§ **WHAT YOU NEED TO DO**:
Report, word for word, every line of the material that contains "Strength".

§ **RECORDS PROVIDED**:
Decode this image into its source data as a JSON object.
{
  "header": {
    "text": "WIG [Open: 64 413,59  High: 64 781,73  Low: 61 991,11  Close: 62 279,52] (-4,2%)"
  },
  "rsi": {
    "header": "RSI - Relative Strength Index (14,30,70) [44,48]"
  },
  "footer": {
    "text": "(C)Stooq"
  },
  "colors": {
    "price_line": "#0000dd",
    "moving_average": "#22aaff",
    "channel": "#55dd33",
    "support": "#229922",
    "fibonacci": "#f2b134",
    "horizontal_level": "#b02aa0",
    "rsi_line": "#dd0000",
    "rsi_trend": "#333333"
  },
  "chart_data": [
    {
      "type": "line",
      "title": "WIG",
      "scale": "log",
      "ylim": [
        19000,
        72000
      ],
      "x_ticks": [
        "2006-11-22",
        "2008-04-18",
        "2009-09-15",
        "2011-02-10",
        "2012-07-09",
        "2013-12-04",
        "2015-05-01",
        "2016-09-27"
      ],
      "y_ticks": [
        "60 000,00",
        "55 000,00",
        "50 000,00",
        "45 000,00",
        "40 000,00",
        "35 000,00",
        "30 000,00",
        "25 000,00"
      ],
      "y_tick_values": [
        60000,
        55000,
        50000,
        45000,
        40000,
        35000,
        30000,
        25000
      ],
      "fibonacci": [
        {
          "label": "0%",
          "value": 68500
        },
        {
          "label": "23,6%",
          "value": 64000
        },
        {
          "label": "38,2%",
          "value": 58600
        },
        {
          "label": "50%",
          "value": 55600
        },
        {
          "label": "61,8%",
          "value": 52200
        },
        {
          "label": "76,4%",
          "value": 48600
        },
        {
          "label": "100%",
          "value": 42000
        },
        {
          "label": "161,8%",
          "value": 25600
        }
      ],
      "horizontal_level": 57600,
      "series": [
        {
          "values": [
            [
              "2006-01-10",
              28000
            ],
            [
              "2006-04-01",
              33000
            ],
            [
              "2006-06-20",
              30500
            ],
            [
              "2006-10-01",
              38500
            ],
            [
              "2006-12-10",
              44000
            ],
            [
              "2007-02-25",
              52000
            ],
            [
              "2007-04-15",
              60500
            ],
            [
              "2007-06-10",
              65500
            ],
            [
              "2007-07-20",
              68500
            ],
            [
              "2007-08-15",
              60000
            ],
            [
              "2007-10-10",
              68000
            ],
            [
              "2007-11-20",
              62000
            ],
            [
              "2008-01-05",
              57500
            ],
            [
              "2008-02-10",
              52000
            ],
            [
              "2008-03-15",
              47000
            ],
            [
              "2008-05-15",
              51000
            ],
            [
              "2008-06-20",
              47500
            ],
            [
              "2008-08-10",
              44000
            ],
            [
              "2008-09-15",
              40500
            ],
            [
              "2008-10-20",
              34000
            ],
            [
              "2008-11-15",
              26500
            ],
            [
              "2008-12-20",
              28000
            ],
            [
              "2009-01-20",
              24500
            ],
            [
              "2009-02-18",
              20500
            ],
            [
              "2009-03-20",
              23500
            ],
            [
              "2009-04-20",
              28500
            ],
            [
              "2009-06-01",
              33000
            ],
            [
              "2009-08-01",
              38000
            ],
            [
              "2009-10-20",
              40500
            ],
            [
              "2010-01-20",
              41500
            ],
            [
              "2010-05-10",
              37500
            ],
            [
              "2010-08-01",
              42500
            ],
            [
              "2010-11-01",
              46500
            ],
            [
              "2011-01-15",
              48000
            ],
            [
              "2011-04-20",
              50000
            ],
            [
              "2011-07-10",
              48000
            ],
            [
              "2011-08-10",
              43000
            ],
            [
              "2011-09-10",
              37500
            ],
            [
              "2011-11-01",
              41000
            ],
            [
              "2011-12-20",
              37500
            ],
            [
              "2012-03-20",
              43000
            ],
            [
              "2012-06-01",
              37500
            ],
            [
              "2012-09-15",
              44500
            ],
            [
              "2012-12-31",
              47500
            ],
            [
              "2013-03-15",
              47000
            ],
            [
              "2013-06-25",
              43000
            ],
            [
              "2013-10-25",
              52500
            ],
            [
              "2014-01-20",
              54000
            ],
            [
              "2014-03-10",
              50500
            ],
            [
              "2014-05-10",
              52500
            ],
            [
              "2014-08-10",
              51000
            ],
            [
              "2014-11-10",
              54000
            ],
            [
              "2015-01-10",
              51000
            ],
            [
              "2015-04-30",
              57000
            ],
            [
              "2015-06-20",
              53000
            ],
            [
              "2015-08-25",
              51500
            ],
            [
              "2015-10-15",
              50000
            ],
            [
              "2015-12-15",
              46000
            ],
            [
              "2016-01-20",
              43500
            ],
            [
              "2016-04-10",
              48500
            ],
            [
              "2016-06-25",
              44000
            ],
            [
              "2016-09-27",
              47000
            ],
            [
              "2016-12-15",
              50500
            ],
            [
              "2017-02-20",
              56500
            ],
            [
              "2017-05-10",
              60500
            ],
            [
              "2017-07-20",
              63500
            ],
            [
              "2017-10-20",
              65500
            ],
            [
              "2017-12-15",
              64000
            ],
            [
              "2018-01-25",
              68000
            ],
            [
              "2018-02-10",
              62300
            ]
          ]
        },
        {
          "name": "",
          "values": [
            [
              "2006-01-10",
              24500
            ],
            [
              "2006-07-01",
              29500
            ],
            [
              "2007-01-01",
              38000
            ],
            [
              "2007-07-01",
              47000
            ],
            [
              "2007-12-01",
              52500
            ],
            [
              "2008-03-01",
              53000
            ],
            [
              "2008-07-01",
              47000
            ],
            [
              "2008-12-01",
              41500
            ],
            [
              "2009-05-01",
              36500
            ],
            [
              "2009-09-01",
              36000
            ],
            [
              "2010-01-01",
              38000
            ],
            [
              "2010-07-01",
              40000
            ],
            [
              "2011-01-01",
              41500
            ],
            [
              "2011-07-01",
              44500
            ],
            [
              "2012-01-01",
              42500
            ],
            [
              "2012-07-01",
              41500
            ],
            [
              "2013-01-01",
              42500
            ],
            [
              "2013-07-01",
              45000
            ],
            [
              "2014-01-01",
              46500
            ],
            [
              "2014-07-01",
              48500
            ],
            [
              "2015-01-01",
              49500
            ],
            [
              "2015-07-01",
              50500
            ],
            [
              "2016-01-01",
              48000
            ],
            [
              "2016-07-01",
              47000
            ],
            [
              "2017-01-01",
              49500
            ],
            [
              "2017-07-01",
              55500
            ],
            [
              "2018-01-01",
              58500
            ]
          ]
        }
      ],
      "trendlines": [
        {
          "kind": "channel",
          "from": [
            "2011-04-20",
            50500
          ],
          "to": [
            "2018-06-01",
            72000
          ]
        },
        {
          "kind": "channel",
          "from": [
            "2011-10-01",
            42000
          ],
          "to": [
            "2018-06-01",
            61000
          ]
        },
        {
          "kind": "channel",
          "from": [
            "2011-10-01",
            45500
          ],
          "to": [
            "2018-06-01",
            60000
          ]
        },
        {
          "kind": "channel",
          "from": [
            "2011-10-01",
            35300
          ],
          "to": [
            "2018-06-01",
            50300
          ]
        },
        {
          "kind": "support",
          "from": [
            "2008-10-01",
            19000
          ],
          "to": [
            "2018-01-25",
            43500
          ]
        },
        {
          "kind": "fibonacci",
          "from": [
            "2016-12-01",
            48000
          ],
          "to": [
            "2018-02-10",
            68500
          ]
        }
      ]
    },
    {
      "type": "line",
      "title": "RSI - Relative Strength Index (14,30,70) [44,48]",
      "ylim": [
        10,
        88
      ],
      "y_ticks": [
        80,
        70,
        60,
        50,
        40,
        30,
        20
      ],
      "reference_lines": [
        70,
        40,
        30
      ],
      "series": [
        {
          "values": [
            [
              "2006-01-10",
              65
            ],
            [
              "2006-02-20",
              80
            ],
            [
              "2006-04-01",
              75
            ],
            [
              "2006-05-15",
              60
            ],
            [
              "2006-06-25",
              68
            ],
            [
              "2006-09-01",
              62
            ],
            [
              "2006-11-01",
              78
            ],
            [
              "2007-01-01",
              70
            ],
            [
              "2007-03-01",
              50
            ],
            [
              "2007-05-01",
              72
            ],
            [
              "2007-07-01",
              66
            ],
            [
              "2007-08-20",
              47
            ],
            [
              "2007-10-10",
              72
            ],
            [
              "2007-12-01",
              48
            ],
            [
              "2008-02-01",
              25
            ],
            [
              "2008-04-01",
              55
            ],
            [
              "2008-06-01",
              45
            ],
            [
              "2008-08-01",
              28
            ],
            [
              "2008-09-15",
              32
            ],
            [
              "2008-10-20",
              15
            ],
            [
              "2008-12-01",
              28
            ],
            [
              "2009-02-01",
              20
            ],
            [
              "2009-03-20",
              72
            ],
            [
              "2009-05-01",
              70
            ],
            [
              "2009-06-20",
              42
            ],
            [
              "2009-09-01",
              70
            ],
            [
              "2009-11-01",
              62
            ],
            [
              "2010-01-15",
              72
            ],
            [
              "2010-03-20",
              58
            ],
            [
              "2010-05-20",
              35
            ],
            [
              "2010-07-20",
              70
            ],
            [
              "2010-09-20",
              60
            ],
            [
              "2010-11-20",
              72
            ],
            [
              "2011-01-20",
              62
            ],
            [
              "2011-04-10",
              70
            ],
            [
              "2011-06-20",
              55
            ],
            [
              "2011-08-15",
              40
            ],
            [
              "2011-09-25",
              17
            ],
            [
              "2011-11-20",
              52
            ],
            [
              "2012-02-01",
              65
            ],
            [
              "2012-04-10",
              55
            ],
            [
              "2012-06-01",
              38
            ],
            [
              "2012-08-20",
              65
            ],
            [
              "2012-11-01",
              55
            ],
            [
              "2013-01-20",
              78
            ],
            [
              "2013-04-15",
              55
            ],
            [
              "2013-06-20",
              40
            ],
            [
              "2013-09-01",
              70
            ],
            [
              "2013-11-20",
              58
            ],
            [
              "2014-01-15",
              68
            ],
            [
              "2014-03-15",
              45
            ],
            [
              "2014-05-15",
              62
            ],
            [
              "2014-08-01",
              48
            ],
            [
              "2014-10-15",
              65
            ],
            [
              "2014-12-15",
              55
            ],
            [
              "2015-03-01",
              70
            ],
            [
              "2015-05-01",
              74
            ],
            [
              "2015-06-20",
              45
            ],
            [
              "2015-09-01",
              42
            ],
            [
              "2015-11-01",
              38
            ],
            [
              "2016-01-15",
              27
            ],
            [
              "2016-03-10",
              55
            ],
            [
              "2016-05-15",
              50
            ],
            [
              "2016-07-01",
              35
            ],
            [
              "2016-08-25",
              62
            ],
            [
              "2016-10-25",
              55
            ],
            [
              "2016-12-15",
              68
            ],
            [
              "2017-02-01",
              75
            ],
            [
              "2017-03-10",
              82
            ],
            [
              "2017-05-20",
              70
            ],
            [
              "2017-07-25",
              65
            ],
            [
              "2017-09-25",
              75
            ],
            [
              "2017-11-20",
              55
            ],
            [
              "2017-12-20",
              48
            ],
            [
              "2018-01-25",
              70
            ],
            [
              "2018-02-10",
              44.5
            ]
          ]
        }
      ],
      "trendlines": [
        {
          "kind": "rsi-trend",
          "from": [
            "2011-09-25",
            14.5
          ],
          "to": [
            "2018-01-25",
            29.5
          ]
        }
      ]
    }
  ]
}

§ **RESPONSE TO THIS TASK**:
    "header": "RSI - Relative Strength Index (14,30,70) [44,48]"
      "title": "RSI - Relative Strength Index (14,30,70) [44,48]",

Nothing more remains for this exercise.